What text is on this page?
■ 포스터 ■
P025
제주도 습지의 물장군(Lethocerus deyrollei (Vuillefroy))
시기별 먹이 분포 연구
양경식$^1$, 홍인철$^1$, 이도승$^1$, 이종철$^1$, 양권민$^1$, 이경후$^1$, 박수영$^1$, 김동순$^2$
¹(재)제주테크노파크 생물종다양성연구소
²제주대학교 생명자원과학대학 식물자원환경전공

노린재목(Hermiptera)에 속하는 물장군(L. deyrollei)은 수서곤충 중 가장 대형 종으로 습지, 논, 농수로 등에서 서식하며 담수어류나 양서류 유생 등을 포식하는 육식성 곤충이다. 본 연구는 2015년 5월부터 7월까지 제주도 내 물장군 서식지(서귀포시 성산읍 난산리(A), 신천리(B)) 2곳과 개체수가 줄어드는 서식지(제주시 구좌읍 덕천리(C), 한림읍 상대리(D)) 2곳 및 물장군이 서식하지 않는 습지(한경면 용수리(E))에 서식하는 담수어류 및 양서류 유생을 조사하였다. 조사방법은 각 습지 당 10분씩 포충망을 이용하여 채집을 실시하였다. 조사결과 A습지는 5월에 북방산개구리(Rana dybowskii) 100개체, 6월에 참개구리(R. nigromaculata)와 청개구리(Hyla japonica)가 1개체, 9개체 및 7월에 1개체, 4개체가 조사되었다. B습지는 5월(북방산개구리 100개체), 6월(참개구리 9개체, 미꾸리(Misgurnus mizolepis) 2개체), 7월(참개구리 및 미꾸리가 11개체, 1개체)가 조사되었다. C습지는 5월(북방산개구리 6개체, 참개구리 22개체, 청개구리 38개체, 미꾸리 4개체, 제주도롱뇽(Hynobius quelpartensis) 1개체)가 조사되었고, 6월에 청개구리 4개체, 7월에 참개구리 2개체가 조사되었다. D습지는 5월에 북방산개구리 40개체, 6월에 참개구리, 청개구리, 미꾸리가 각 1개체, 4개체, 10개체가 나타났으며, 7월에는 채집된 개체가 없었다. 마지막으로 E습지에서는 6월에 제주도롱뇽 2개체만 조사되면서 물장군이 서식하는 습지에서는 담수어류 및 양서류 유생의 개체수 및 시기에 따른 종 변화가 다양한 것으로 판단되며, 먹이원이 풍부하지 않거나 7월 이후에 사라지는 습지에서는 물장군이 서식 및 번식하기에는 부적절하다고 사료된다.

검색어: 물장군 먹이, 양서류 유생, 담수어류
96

* * *

Print the whole listing again, exactly.

> **RESPONSE**
What text is on this page?
■ 포스터 ■
P025
제주도 습지의 물장군(Lethocerus deyrollei (Vuillefroy))
시기별 먹이 분포 연구
양경식$^1$, 홍인철$^1$, 이도승$^1$, 이종철$^1$, 양권민$^1$, 이경후$^1$, 박수영$^1$, 김동순$^2$
¹(재)제주테크노파크 생물종다양성연구소
²제주대학교 생명자원과학대학 식물자원환경전공

노린재목(Hermiptera)에 속하는 물장군(L. deyrollei)은 수서곤충 중 가장 대형 종으로 습지, 논, 농수로 등에서 서식하며 담수어류나 양서류 유생 등을 포식하는 육식성 곤충이다. 본 연구는 2015년 5월부터 7월까지 제주도 내 물장군 서식지(서귀포시 성산읍 난산리(A), 신천리(B)) 2곳과 개체수가 줄어드는 서식지(제주시 구좌읍 덕천리(C), 한림읍 상대리(D)) 2곳 및 물장군이 서식하지 않는 습지(한경면 용수리(E))에 서식하는 담수어류 및 양서류 유생을 조사하였다. 조사방법은 각 습지 당 10분씩 포충망을 이용하여 채집을 실시하였다. 조사결과 A습지는 5월에 북방산개구리(Rana dybowskii) 100개체, 6월에 참개구리(R. nigromaculata)와 청개구리(Hyla japonica)가 1개체, 9개체 및 7월에 1개체, 4개체가 조사되었다. B습지는 5월(북방산개구리 100개체), 6월(참개구리 9개체, 미꾸리(Misgurnus mizolepis) 2개체), 7월(참개구리 및 미꾸리가 11개체, 1개체)가 조사되었다. C습지는 5월(북방산개구리 6개체, 참개구리 22개체, 청개구리 38개체, 미꾸리 4개체, 제주도롱뇽(Hynobius quelpartensis) 1개체)가 조사되었고, 6월에 청개구리 4개체, 7월에 참개구리 2개체가 조사되었다. D습지는 5월에 북방산개구리 40개체, 6월에 참개구리, 청개구리, 미꾸리가 각 1개체, 4개체, 10개체가 나타났으며, 7월에는 채집된 개체가 없었다. 마지막으로 E습지에서는 6월에 제주도롱뇽 2개체만 조사되면서 물장군이 서식하는 습지에서는 담수어류 및 양서류 유생의 개체수 및 시기에 따른 종 변화가 다양한 것으로 판단되며, 먹이원이 풍부하지 않거나 7월 이후에 사라지는 습지에서는 물장군이 서식 및 번식하기에는 부적절하다고 사료된다.

검색어: 물장군 먹이, 양서류 유생, 담수어류
96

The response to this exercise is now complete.